To do
Every line below that includes "bottom" counts toward the total. Report that total alone.

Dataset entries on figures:
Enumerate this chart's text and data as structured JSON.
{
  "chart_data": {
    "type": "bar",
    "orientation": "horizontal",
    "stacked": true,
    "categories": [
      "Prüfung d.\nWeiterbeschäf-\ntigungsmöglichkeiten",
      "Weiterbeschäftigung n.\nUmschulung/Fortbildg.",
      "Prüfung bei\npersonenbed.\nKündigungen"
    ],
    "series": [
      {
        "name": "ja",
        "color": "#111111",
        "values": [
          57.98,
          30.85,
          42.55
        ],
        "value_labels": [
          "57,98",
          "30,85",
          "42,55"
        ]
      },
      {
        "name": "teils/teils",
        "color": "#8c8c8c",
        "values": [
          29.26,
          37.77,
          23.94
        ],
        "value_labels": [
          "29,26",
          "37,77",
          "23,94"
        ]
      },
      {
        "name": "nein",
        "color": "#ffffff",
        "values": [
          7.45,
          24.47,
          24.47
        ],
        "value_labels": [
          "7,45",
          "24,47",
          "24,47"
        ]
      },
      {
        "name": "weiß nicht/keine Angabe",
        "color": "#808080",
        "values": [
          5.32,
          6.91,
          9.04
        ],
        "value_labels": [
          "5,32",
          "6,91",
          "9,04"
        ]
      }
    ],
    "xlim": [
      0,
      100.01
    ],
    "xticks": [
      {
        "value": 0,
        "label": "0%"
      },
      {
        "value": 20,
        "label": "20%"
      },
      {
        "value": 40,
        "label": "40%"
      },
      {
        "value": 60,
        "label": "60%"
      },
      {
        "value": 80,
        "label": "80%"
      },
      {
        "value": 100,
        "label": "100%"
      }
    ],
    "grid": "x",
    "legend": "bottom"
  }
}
...
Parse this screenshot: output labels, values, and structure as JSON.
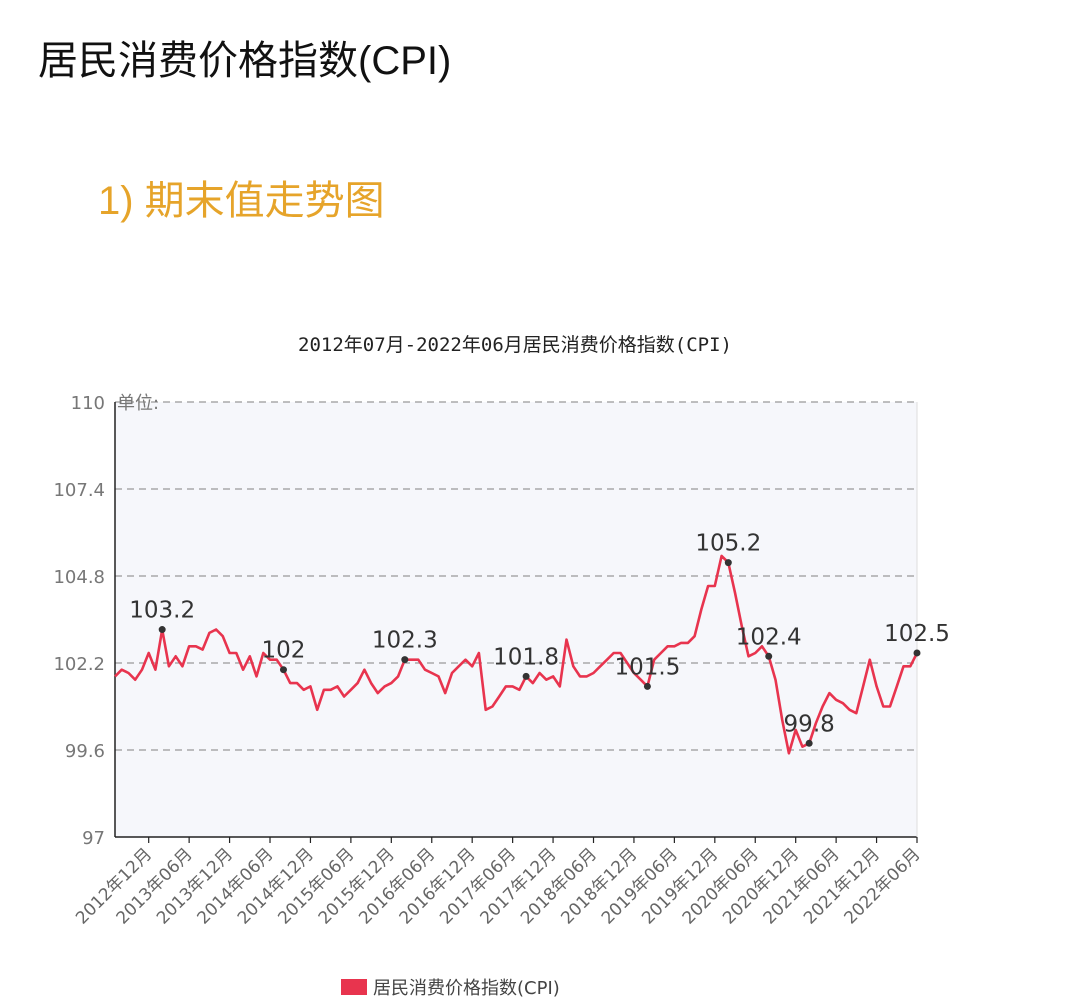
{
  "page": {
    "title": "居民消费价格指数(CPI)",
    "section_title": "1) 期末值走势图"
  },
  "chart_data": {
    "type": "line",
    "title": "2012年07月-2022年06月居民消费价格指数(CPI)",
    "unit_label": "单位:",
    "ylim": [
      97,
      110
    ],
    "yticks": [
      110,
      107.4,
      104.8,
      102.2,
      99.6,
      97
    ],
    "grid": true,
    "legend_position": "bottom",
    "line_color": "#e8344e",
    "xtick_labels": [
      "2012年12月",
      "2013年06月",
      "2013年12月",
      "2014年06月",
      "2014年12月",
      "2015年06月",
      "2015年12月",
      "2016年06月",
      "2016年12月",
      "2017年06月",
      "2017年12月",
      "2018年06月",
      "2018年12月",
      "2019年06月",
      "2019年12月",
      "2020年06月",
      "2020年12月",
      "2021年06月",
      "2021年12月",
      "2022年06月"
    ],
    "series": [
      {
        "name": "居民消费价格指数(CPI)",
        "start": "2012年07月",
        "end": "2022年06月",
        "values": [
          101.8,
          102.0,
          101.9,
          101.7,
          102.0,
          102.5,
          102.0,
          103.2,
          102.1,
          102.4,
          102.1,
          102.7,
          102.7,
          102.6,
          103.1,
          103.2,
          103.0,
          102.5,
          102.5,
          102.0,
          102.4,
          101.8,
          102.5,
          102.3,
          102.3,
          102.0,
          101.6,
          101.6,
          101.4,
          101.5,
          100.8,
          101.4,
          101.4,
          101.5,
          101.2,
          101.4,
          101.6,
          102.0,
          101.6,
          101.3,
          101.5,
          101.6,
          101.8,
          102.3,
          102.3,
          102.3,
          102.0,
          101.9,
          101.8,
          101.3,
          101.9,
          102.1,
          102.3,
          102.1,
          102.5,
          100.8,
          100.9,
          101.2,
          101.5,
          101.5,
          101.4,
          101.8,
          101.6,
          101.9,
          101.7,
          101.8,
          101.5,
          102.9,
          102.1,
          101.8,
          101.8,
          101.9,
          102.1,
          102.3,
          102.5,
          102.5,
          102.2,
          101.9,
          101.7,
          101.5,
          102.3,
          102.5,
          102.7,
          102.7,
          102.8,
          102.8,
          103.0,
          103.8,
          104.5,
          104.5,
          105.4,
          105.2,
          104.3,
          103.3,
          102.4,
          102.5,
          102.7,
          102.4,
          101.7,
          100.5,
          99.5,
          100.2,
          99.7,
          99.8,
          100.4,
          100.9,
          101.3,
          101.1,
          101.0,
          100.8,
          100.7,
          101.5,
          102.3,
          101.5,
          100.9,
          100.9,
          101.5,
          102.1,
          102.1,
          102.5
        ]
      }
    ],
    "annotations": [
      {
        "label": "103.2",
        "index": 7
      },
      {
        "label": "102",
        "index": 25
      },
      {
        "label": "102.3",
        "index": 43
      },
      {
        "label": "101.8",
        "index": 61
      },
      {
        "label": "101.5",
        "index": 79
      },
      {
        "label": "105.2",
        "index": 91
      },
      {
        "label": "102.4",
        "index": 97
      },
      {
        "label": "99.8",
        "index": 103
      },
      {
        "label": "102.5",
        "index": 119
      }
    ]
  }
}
...
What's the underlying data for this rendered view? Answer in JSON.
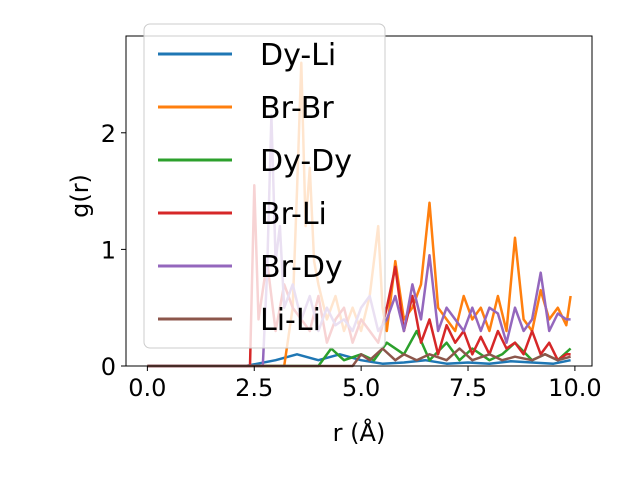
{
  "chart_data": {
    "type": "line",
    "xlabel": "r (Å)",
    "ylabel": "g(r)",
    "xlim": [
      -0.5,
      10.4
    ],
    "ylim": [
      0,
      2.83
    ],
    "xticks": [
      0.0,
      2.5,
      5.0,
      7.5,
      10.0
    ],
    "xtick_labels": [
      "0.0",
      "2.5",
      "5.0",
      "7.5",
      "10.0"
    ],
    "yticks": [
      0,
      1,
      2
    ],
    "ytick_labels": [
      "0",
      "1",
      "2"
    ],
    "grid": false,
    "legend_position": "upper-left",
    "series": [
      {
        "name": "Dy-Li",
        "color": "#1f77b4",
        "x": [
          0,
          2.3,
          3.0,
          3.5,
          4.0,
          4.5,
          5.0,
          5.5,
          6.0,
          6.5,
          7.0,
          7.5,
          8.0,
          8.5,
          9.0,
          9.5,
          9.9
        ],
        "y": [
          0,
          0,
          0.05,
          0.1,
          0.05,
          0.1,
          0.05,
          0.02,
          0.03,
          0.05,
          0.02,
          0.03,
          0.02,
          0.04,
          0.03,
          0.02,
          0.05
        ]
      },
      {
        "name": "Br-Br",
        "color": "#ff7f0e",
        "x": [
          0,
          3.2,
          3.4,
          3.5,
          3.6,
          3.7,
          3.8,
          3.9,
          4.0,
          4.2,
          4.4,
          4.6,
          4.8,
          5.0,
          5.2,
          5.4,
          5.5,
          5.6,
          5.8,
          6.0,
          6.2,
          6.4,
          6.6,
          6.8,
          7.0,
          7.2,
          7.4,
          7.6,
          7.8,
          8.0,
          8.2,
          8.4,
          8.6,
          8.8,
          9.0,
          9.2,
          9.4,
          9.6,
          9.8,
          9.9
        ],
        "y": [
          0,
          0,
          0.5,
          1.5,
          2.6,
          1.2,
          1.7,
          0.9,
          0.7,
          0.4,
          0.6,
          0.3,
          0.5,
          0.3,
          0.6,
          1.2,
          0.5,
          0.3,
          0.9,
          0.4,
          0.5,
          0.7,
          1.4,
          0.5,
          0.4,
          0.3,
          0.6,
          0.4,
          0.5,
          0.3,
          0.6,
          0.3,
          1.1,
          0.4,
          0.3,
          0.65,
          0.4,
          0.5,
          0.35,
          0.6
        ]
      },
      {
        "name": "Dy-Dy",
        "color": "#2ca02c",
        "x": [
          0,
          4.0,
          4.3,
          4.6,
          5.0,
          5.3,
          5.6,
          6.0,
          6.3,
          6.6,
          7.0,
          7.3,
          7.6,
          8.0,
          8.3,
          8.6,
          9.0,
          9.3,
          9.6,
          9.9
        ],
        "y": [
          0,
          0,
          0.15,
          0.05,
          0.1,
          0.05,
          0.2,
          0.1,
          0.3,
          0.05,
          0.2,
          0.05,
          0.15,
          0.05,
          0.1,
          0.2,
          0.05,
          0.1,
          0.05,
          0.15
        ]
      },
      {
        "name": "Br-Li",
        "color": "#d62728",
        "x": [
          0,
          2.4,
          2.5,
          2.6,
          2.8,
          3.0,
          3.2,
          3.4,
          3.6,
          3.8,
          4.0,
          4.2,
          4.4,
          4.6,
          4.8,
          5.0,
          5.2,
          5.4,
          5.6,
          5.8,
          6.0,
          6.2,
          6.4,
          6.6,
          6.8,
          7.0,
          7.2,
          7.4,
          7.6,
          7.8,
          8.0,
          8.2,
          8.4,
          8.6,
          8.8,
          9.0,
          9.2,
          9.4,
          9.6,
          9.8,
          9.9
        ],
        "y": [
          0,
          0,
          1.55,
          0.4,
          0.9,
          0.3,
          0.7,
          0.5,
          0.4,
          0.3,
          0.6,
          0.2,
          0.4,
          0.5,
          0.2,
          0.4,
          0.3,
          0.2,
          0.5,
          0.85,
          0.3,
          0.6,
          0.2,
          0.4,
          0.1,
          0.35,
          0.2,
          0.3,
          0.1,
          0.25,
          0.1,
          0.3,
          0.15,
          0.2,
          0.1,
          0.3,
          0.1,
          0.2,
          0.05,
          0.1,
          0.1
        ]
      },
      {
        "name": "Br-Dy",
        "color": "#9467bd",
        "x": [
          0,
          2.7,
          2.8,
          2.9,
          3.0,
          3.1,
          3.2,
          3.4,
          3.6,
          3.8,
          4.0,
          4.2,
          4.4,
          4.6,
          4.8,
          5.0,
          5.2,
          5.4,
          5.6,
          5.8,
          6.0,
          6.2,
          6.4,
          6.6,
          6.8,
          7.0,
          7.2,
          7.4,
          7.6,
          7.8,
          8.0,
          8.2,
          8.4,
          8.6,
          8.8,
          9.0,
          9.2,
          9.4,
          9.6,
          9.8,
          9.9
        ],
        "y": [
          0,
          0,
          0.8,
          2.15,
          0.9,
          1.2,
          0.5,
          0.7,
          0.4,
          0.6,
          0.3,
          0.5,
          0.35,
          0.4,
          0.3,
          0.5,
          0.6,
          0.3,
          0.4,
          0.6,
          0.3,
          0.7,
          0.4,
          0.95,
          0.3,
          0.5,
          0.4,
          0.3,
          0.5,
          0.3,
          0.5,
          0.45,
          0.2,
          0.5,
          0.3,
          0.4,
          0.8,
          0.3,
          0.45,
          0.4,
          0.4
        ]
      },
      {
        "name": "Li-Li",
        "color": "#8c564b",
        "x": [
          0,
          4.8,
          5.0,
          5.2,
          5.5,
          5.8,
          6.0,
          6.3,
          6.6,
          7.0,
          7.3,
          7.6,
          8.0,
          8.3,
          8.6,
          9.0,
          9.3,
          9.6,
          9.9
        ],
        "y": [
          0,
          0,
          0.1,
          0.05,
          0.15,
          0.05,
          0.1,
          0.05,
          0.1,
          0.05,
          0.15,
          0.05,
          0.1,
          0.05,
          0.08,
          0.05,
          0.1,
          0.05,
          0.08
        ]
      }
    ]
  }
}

Task solution
2